**Written request**
What is the number of lines containing the string "перетворення"? Answer with the number only.

Data entries
== == ==

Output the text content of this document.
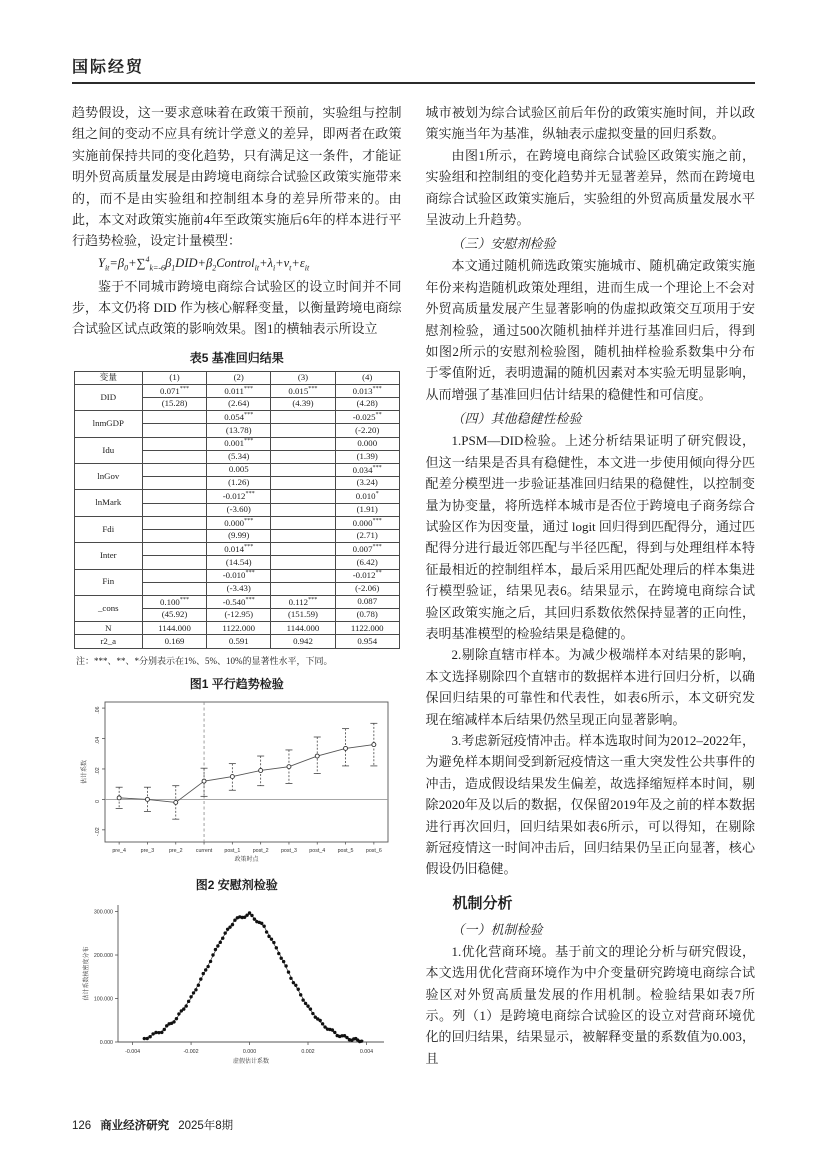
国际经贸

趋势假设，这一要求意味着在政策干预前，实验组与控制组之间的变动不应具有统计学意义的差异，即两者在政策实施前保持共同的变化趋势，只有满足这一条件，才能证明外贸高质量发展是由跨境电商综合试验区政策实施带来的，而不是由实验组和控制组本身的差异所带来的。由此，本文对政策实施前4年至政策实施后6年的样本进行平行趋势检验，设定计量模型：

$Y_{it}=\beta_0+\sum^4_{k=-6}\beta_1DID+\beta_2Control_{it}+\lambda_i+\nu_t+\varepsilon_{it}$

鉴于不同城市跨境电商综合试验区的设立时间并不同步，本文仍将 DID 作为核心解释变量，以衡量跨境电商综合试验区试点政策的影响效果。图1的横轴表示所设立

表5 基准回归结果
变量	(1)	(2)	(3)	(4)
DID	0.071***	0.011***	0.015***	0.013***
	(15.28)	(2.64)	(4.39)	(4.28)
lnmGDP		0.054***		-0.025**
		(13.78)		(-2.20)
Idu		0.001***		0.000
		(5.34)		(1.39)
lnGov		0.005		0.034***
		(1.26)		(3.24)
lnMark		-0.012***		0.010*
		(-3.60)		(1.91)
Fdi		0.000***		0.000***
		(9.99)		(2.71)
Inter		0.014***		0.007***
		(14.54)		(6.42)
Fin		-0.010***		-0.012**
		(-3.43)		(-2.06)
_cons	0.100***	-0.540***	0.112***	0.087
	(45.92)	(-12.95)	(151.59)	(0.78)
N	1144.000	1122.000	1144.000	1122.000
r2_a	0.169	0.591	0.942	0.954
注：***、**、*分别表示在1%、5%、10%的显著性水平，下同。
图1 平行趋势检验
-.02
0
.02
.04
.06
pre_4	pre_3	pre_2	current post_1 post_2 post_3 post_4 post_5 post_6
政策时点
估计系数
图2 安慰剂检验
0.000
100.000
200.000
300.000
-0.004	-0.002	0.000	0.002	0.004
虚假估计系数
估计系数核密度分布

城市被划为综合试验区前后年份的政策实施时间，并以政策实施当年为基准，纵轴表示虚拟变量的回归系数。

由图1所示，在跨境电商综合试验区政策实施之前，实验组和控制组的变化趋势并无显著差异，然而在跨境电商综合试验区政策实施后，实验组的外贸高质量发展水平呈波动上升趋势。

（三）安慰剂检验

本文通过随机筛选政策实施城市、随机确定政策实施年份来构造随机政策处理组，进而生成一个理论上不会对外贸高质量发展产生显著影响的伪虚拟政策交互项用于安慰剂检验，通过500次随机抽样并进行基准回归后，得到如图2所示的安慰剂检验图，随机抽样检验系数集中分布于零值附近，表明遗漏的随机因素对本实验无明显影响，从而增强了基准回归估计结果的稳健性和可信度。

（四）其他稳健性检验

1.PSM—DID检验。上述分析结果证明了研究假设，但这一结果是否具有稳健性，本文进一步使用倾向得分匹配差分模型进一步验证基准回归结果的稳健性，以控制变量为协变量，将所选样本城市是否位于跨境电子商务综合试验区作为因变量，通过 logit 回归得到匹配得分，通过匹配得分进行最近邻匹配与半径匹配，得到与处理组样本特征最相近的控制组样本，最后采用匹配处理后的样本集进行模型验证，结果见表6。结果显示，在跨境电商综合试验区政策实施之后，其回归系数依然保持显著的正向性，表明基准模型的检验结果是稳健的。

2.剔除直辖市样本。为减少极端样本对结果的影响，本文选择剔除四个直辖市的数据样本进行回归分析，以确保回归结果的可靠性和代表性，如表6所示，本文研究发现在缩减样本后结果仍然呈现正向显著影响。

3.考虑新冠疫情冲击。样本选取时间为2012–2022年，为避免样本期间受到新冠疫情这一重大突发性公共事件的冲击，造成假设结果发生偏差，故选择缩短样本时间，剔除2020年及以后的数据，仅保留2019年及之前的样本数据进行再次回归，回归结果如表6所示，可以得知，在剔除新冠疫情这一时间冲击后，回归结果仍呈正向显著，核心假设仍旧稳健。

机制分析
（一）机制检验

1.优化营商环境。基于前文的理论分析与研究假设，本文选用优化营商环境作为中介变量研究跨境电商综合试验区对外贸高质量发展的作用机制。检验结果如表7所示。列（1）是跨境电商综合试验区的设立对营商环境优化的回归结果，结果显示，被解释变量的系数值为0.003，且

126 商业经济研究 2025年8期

== == ==

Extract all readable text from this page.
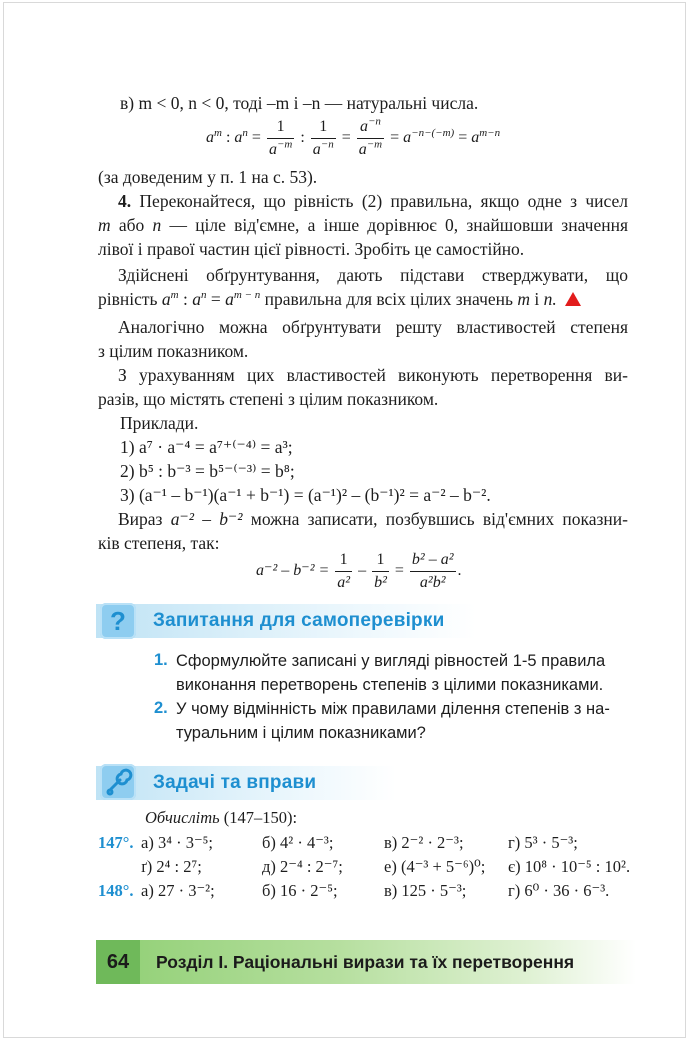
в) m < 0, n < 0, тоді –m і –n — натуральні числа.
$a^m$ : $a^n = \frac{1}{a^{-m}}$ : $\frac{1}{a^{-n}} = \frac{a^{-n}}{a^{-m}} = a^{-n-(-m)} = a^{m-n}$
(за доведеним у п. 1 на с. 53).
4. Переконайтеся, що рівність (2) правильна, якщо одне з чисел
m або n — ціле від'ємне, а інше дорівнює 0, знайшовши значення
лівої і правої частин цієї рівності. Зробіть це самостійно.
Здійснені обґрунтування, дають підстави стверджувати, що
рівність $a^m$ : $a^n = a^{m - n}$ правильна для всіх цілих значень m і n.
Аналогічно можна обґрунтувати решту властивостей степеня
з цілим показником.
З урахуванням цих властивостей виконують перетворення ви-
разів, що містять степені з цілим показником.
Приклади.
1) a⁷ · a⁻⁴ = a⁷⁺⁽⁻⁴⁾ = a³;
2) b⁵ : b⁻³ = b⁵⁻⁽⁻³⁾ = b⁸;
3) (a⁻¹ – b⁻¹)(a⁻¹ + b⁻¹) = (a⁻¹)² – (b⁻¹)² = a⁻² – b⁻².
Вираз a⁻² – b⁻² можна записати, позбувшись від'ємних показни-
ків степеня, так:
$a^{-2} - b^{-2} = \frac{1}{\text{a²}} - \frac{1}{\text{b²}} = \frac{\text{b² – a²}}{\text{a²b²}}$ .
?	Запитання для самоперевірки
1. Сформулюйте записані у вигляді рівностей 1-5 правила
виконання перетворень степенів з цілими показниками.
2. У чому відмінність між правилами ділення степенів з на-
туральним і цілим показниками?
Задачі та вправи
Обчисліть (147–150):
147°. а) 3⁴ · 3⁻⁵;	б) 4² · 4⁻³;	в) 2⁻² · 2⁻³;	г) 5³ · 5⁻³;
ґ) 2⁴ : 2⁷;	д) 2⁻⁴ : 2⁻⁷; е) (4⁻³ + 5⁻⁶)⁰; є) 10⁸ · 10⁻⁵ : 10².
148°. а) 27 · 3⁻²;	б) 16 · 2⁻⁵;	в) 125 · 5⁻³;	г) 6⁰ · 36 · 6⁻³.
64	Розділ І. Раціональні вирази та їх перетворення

== == ==

**Exercise result**
2